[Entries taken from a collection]
※

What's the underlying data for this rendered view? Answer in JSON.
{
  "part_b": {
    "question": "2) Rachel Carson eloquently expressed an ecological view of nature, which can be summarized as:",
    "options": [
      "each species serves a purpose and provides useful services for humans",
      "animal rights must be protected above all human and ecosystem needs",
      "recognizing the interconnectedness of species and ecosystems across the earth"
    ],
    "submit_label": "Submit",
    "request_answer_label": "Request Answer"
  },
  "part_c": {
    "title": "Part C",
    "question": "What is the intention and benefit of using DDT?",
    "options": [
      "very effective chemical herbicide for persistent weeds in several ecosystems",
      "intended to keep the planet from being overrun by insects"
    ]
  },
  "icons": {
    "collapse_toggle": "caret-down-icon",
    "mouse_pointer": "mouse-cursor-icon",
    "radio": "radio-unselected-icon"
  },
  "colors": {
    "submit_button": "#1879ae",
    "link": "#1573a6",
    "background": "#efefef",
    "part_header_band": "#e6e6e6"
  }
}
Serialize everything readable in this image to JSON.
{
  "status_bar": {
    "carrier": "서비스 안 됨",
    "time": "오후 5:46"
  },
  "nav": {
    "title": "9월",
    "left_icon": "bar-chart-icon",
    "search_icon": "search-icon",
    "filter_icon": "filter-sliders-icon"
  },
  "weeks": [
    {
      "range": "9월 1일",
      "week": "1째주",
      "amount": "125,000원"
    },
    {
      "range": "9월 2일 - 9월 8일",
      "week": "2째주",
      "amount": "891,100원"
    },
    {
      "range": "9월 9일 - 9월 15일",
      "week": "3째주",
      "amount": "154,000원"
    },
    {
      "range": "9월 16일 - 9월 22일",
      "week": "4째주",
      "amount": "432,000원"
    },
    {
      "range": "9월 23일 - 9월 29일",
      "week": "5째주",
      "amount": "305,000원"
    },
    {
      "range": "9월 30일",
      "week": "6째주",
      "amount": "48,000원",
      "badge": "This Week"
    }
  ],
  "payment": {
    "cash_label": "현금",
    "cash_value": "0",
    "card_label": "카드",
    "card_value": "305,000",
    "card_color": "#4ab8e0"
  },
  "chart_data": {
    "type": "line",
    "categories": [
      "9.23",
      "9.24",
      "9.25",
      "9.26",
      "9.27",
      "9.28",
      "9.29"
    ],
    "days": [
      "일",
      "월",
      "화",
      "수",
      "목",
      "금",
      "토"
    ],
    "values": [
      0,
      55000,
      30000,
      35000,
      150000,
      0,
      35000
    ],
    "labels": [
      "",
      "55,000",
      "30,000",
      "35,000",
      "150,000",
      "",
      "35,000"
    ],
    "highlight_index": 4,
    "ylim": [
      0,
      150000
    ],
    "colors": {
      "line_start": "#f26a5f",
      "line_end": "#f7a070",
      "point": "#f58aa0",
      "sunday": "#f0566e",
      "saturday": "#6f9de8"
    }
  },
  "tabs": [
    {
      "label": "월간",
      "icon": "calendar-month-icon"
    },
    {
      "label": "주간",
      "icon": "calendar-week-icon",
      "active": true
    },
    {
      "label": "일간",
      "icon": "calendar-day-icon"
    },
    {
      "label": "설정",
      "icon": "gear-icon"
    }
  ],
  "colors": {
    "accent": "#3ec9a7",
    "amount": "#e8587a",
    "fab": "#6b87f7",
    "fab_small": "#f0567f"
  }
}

※

INSTRUCTIONS FOR THE TASK:
Show the lines of the material that contain the word "amount".

THE RESULT:
      "amount": "125,000원"
      "amount": "891,100원"
      "amount": "154,000원"
      "amount": "432,000원"
      "amount": "305,000원"
      "amount": "48,000원",
    "amount": "#e8587a",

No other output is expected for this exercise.